**THE TASK:** Copy out word for word everything in the records from the line containing "Bar [435, 360, 447, 432]" down to the line containing "Text: 17: 17 [259, 174, 273, 183]", including both of those lines.

**Bounding box annotations:**
►
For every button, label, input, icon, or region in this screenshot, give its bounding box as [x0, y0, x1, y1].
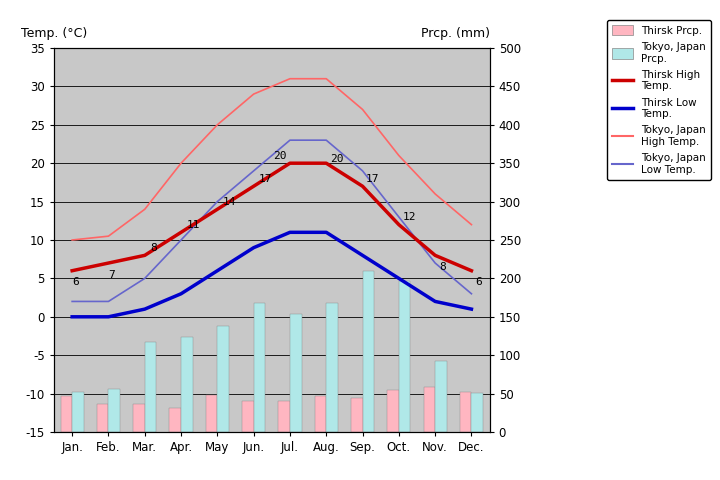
Bar [435, 360, 447, 432]
Text: 8: 8 [150, 243, 157, 252]
Legend: Thirsk Prcp., Tokyo, Japan
Prcp., Thirsk High
Temp., Thirsk Low
Temp., Tokyo, Ja: Thirsk Prcp., Tokyo, Japan Prcp., Thirsk… [607, 20, 711, 180]
Bar [326, 303, 338, 432]
Text: 17: 17 [366, 174, 379, 183]
Text: 14: 14 [222, 197, 236, 206]
Text: 8: 8 [438, 262, 446, 272]
Bar [315, 396, 326, 432]
Bar [133, 404, 145, 432]
Bar [253, 303, 265, 432]
Bar [72, 392, 84, 432]
Bar [460, 392, 472, 432]
Bar [290, 314, 302, 432]
Text: 7: 7 [109, 270, 115, 279]
Text: Prcp. (mm): Prcp. (mm) [420, 27, 490, 40]
Text: 20: 20 [330, 155, 343, 164]
Text: Temp. (°C): Temp. (°C) [22, 27, 88, 40]
Text: 6: 6 [72, 277, 79, 287]
Text: 17: 17 [259, 174, 273, 183]
Bar [399, 281, 410, 432]
Bar [169, 408, 181, 432]
Bar [363, 271, 374, 432]
Bar [423, 387, 435, 432]
Bar [206, 395, 217, 432]
Bar [387, 390, 399, 432]
Bar [472, 393, 483, 432]
Bar [145, 342, 156, 432]
Bar [109, 389, 120, 432]
Bar [96, 404, 109, 432]
Bar [279, 401, 290, 432]
Text: 6: 6 [475, 277, 482, 287]
Bar [351, 398, 363, 432]
Bar [181, 337, 193, 432]
Bar [242, 401, 253, 432]
Bar [60, 396, 72, 432]
Bar [217, 326, 229, 432]
Text: 11: 11 [186, 220, 200, 229]
Text: 12: 12 [402, 212, 416, 222]
Text: 20: 20 [273, 151, 287, 160]
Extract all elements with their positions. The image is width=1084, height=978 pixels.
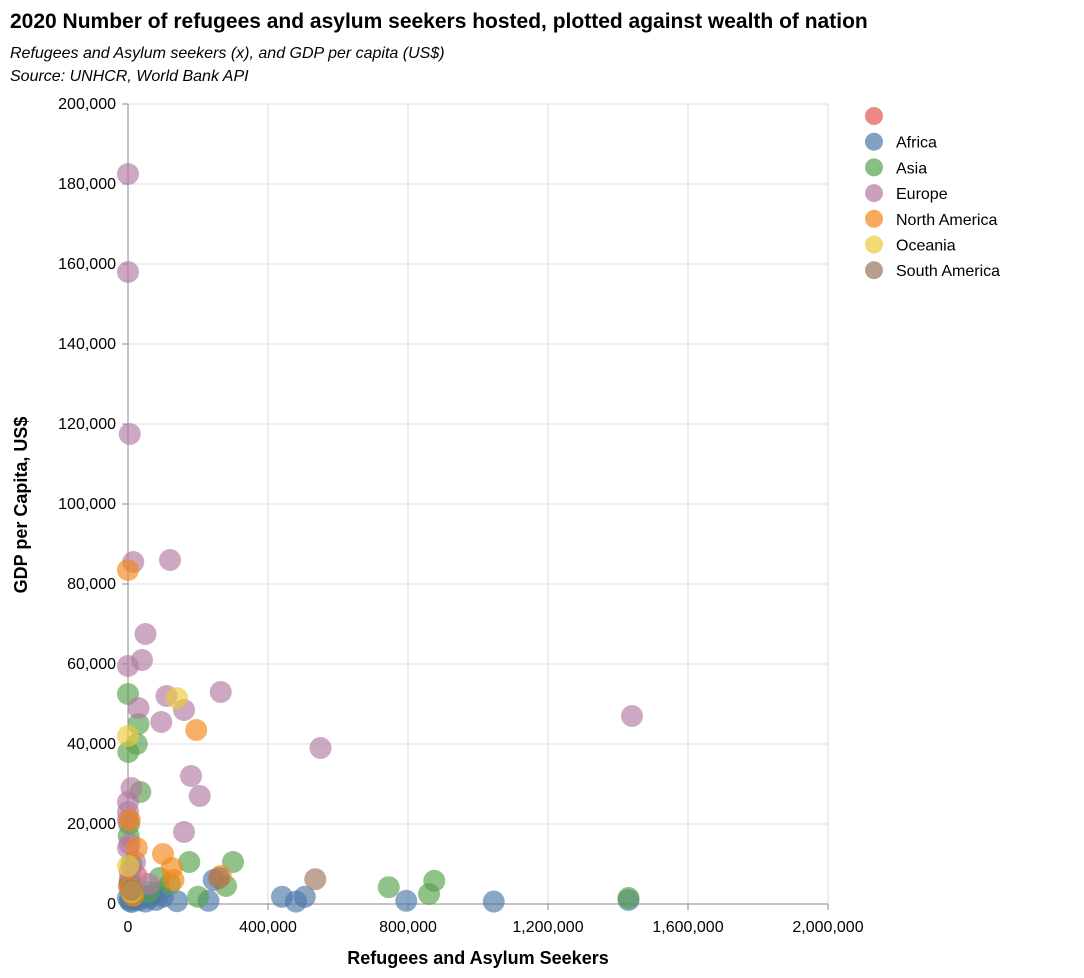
◄
**SOLUTION TO THE EXERCISE:**
Bar [435, 360, 447, 432]
Text: 8: 8 [150, 243, 157, 252]
Legend: Thirsk Prcp., Tokyo, Japan
Prcp., Thirsk High
Temp., Thirsk Low
Temp., Tokyo, Ja: Thirsk Prcp., Tokyo, Japan Prcp., Thirsk… [607, 20, 711, 180]
Bar [326, 303, 338, 432]
Text: 17: 17 [366, 174, 379, 183]
Text: 14: 14 [222, 197, 236, 206]
Text: 8: 8 [438, 262, 446, 272]
Bar [315, 396, 326, 432]
Bar [133, 404, 145, 432]
Bar [253, 303, 265, 432]
Bar [72, 392, 84, 432]
Bar [460, 392, 472, 432]
Bar [290, 314, 302, 432]
Text: 7: 7 [109, 270, 115, 279]
Text: Prcp. (mm): Prcp. (mm) [420, 27, 490, 40]
Text: 20: 20 [330, 155, 343, 164]
Text: Temp. (°C): Temp. (°C) [22, 27, 88, 40]
Text: 6: 6 [72, 277, 79, 287]
Text: 17: 17 [259, 174, 273, 183]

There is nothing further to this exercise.